***** ENTRIES PROVIDED *****

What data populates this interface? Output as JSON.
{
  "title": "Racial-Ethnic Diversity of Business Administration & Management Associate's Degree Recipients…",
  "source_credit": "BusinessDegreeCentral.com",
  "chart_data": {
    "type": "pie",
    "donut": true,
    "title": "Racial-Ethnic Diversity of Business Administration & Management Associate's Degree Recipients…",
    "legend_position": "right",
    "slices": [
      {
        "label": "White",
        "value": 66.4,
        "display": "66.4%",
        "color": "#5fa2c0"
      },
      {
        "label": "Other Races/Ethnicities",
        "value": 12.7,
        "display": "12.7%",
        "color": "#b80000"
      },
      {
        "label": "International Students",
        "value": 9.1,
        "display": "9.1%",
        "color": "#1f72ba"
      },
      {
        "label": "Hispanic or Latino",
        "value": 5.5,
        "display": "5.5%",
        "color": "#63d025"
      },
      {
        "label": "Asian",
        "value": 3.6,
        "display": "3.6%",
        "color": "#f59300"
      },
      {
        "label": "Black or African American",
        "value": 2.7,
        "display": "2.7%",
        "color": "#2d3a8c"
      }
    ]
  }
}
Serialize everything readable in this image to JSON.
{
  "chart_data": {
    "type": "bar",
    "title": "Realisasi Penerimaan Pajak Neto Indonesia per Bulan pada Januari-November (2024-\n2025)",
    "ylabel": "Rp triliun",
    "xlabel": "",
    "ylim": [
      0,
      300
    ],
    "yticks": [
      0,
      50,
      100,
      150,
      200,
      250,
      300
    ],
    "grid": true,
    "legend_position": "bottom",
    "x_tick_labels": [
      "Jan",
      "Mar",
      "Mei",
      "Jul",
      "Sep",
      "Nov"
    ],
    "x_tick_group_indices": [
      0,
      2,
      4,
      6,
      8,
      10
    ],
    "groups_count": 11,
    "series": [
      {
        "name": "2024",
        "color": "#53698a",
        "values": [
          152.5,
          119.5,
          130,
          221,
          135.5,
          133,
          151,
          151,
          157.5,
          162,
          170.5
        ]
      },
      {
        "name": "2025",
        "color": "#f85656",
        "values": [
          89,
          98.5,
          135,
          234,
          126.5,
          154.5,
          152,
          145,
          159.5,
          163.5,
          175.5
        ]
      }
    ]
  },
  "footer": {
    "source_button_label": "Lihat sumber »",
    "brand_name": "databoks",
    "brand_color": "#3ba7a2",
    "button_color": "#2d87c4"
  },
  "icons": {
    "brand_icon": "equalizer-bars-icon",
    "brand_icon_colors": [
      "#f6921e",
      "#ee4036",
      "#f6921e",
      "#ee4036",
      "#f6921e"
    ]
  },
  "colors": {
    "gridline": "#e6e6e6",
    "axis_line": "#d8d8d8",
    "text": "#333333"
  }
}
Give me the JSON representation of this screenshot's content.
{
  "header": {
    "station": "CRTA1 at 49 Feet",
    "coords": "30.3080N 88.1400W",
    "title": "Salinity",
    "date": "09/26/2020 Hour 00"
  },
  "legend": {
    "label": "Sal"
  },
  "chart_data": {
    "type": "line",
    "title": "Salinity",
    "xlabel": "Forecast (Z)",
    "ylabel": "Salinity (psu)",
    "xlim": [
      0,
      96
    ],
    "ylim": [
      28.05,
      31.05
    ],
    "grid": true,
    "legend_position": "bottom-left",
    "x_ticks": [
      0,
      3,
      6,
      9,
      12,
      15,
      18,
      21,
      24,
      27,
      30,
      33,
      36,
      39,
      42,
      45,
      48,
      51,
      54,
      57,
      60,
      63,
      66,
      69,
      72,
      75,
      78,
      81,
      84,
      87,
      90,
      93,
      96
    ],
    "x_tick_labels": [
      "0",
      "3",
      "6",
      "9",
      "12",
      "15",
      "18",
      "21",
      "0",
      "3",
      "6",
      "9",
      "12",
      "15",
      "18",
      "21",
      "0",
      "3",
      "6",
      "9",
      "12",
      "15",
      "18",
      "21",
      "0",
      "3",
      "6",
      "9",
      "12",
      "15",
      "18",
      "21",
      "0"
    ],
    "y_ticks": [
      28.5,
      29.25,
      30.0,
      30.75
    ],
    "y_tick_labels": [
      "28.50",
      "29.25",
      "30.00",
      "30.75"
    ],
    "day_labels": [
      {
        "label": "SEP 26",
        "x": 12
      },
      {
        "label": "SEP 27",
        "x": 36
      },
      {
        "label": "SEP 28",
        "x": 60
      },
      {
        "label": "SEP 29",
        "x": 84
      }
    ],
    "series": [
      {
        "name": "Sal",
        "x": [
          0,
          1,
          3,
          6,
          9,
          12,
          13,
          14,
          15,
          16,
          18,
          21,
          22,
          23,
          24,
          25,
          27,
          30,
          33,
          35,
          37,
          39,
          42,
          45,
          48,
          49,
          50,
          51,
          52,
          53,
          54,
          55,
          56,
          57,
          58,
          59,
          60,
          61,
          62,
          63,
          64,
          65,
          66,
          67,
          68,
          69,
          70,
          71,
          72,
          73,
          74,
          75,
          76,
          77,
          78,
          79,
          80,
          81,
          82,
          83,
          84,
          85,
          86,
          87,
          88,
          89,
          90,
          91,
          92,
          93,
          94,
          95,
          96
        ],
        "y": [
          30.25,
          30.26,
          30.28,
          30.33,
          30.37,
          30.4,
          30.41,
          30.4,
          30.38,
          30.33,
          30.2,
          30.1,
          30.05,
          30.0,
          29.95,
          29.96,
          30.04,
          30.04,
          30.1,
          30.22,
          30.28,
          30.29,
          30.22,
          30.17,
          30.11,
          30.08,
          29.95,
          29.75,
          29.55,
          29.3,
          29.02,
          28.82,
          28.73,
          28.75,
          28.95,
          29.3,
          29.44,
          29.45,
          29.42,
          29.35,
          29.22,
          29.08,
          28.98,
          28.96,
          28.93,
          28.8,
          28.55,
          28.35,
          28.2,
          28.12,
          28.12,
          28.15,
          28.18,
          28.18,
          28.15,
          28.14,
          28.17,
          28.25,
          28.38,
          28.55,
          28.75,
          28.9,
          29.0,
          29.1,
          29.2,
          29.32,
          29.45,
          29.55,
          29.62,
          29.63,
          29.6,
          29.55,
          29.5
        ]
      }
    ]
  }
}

*****

AIM OF THE EXERCISE – From the data above, extract every line in its exact form.

FINISHED EXERCISE –
What data populates this interface? Output as JSON.
{
  "title": "Racial-Ethnic Diversity of Business Administration & Management Associate's Degree Recipients…",
  "source_credit": "BusinessDegreeCentral.com",
  "chart_data": {
    "type": "pie",
    "donut": true,
    "title": "Racial-Ethnic Diversity of Business Administration & Management Associate's Degree Recipients…",
    "legend_position": "right",
    "slices": [
      {
        "label": "White",
        "value": 66.4,
        "display": "66.4%",
        "color": "#5fa2c0"
      },
      {
        "label": "Other Races/Ethnicities",
        "value": 12.7,
        "display": "12.7%",
        "color": "#b80000"
      },
      {
        "label": "International Students",
        "value": 9.1,
        "display": "9.1%",
        "color": "#1f72ba"
      },
      {
        "label": "Hispanic or Latino",
        "value": 5.5,
        "display": "5.5%",
        "color": "#63d025"
      },
      {
        "label": "Asian",
        "value": 3.6,
        "display": "3.6%",
        "color": "#f59300"
      },
      {
        "label": "Black or African American",
        "value": 2.7,
        "display": "2.7%",
        "color": "#2d3a8c"
      }
    ]
  }
}
Serialize everything readable in this image to JSON.
{
  "chart_data": {
    "type": "bar",
    "title": "Realisasi Penerimaan Pajak Neto Indonesia per Bulan pada Januari-November (2024-\n2025)",
    "ylabel": "Rp triliun",
    "xlabel": "",
    "ylim": [
      0,
      300
    ],
    "yticks": [
      0,
      50,
      100,
      150,
      200,
      250,
      300
    ],
    "grid": true,
    "legend_position": "bottom",
    "x_tick_labels": [
      "Jan",
      "Mar",
      "Mei",
      "Jul",
      "Sep",
      "Nov"
    ],
    "x_tick_group_indices": [
      0,
      2,
      4,
      6,
      8,
      10
    ],
    "groups_count": 11,
    "series": [
      {
        "name": "2024",
        "color": "#53698a",
        "values": [
          152.5,
          119.5,
          130,
          221,
          135.5,
          133,
          151,
          151,
          157.5,
          162,
          170.5
        ]
      },
      {
        "name": "2025",
        "color": "#f85656",
        "values": [
          89,
          98.5,
          135,
          234,
          126.5,
          154.5,
          152,
          145,
          159.5,
          163.5,
          175.5
        ]
      }
    ]
  },
  "footer": {
    "source_button_label": "Lihat sumber »",
    "brand_name": "databoks",
    "brand_color": "#3ba7a2",
    "button_color": "#2d87c4"
  },
  "icons": {
    "brand_icon": "equalizer-bars-icon",
    "brand_icon_colors": [
      "#f6921e",
      "#ee4036",
      "#f6921e",
      "#ee4036",
      "#f6921e"
    ]
  },
  "colors": {
    "gridline": "#e6e6e6",
    "axis_line": "#d8d8d8",
    "text": "#333333"
  }
}
Give me the JSON representation of this screenshot's content.
{
  "header": {
    "station": "CRTA1 at 49 Feet",
    "coords": "30.3080N 88.1400W",
    "title": "Salinity",
    "date": "09/26/2020 Hour 00"
  },
  "legend": {
    "label": "Sal"
  },
  "chart_data": {
    "type": "line",
    "title": "Salinity",
    "xlabel": "Forecast (Z)",
    "ylabel": "Salinity (psu)",
    "xlim": [
      0,
      96
    ],
    "ylim": [
      28.05,
      31.05
    ],
    "grid": true,
    "legend_position": "bottom-left",
    "x_ticks": [
      0,
      3,
      6,
      9,
      12,
      15,
      18,
      21,
      24,
      27,
      30,
      33,
      36,
      39,
      42,
      45,
      48,
      51,
      54,
      57,
      60,
      63,
      66,
      69,
      72,
      75,
      78,
      81,
      84,
      87,
      90,
      93,
      96
    ],
    "x_tick_labels": [
      "0",
      "3",
      "6",
      "9",
      "12",
      "15",
      "18",
      "21",
      "0",
      "3",
      "6",
      "9",
      "12",
      "15",
      "18",
      "21",
      "0",
      "3",
      "6",
      "9",
      "12",
      "15",
      "18",
      "21",
      "0",
      "3",
      "6",
      "9",
      "12",
      "15",
      "18",
      "21",
      "0"
    ],
    "y_ticks": [
      28.5,
      29.25,
      30.0,
      30.75
    ],
    "y_tick_labels": [
      "28.50",
      "29.25",
      "30.00",
      "30.75"
    ],
    "day_labels": [
      {
        "label": "SEP 26",
        "x": 12
      },
      {
        "label": "SEP 27",
        "x": 36
      },
      {
        "label": "SEP 28",
        "x": 60
      },
      {
        "label": "SEP 29",
        "x": 84
      }
    ],
    "series": [
      {
        "name": "Sal",
        "x": [
          0,
          1,
          3,
          6,
          9,
          12,
          13,
          14,
          15,
          16,
          18,
          21,
          22,
          23,
          24,
          25,
          27,
          30,
          33,
          35,
          37,
          39,
          42,
          45,
          48,
          49,
          50,
          51,
          52,
          53,
          54,
          55,
          56,
          57,
          58,
          59,
          60,
          61,
          62,
          63,
          64,
          65,
          66,
          67,
          68,
          69,
          70,
          71,
          72,
          73,
          74,
          75,
          76,
          77,
          78,
          79,
          80,
          81,
          82,
          83,
          84,
          85,
          86,
          87,
          88,
          89,
          90,
          91,
          92,
          93,
          94,
          95,
          96
        ],
        "y": [
          30.25,
          30.26,
          30.28,
          30.33,
          30.37,
          30.4,
          30.41,
          30.4,
          30.38,
          30.33,
          30.2,
          30.1,
          30.05,
          30.0,
          29.95,
          29.96,
          30.04,
          30.04,
          30.1,
          30.22,
          30.28,
          30.29,
          30.22,
          30.17,
          30.11,
          30.08,
          29.95,
          29.75,
          29.55,
          29.3,
          29.02,
          28.82,
          28.73,
          28.75,
          28.95,
          29.3,
          29.44,
          29.45,
          29.42,
          29.35,
          29.22,
          29.08,
          28.98,
          28.96,
          28.93,
          28.8,
          28.55,
          28.35,
          28.2,
          28.12,
          28.12,
          28.15,
          28.18,
          28.18,
          28.15,
          28.14,
          28.17,
          28.25,
          28.38,
          28.55,
          28.75,
          28.9,
          29.0,
          29.1,
          29.2,
          29.32,
          29.45,
          29.55,
          29.62,
          29.63,
          29.6,
          29.55,
          29.5
        ]
      }
    ]
  }
}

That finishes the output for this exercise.